[Records]
_ _ _

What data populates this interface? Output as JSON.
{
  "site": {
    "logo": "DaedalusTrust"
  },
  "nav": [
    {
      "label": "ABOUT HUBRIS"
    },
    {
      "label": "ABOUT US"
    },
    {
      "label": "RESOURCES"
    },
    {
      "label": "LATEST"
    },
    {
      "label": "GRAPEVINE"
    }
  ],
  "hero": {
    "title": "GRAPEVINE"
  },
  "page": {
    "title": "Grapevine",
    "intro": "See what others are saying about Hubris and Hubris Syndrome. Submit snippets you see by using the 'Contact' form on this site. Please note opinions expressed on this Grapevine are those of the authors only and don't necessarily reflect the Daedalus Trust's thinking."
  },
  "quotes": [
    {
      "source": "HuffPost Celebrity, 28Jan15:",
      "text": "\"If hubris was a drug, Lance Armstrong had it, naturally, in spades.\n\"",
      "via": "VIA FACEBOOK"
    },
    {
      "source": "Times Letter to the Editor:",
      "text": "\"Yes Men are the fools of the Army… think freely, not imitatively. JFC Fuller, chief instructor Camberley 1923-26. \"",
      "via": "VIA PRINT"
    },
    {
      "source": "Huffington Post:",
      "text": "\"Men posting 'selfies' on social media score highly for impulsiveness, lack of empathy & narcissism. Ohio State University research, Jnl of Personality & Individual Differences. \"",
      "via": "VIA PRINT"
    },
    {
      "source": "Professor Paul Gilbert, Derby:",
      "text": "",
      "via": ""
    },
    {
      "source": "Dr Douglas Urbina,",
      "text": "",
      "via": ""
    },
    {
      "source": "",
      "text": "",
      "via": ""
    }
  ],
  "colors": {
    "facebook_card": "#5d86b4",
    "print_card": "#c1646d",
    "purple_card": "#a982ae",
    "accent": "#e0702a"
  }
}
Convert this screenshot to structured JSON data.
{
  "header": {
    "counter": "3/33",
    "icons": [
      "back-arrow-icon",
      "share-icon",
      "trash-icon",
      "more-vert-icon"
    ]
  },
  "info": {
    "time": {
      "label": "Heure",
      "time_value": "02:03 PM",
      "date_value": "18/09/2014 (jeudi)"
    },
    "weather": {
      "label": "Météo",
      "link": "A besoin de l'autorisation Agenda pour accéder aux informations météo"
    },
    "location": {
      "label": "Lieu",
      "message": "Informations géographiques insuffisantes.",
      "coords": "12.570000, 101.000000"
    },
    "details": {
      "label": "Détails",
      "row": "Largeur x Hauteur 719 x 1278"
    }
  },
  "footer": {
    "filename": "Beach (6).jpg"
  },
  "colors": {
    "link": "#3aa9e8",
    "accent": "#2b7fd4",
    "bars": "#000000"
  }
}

_ _ _

◆ **Exercise description**:
Reproduce each entry word for word.

◆ **Answer**:
What data populates this interface? Output as JSON.
{
  "site": {
    "logo": "DaedalusTrust"
  },
  "nav": [
    {
      "label": "ABOUT HUBRIS"
    },
    {
      "label": "ABOUT US"
    },
    {
      "label": "RESOURCES"
    },
    {
      "label": "LATEST"
    },
    {
      "label": "GRAPEVINE"
    }
  ],
  "hero": {
    "title": "GRAPEVINE"
  },
  "page": {
    "title": "Grapevine",
    "intro": "See what others are saying about Hubris and Hubris Syndrome. Submit snippets you see by using the 'Contact' form on this site. Please note opinions expressed on this Grapevine are those of the authors only and don't necessarily reflect the Daedalus Trust's thinking."
  },
  "quotes": [
    {
      "source": "HuffPost Celebrity, 28Jan15:",
      "text": "\"If hubris was a drug, Lance Armstrong had it, naturally, in spades.\n\"",
      "via": "VIA FACEBOOK"
    },
    {
      "source": "Times Letter to the Editor:",
      "text": "\"Yes Men are the fools of the Army… think freely, not imitatively. JFC Fuller, chief instructor Camberley 1923-26. \"",
      "via": "VIA PRINT"
    },
    {
      "source": "Huffington Post:",
      "text": "\"Men posting 'selfies' on social media score highly for impulsiveness, lack of empathy & narcissism. Ohio State University research, Jnl of Personality & Individual Differences. \"",
      "via": "VIA PRINT"
    },
    {
      "source": "Professor Paul Gilbert, Derby:",
      "text": "",
      "via": ""
    },
    {
      "source": "Dr Douglas Urbina,",
      "text": "",
      "via": ""
    },
    {
      "source": "",
      "text": "",
      "via": ""
    }
  ],
  "colors": {
    "facebook_card": "#5d86b4",
    "print_card": "#c1646d",
    "purple_card": "#a982ae",
    "accent": "#e0702a"
  }
}
Convert this screenshot to structured JSON data.
{
  "header": {
    "counter": "3/33",
    "icons": [
      "back-arrow-icon",
      "share-icon",
      "trash-icon",
      "more-vert-icon"
    ]
  },
  "info": {
    "time": {
      "label": "Heure",
      "time_value": "02:03 PM",
      "date_value": "18/09/2014 (jeudi)"
    },
    "weather": {
      "label": "Météo",
      "link": "A besoin de l'autorisation Agenda pour accéder aux informations météo"
    },
    "location": {
      "label": "Lieu",
      "message": "Informations géographiques insuffisantes.",
      "coords": "12.570000, 101.000000"
    },
    "details": {
      "label": "Détails",
      "row": "Largeur x Hauteur 719 x 1278"
    }
  },
  "footer": {
    "filename": "Beach (6).jpg"
  },
  "colors": {
    "link": "#3aa9e8",
    "accent": "#2b7fd4",
    "bars": "#000000"
  }
}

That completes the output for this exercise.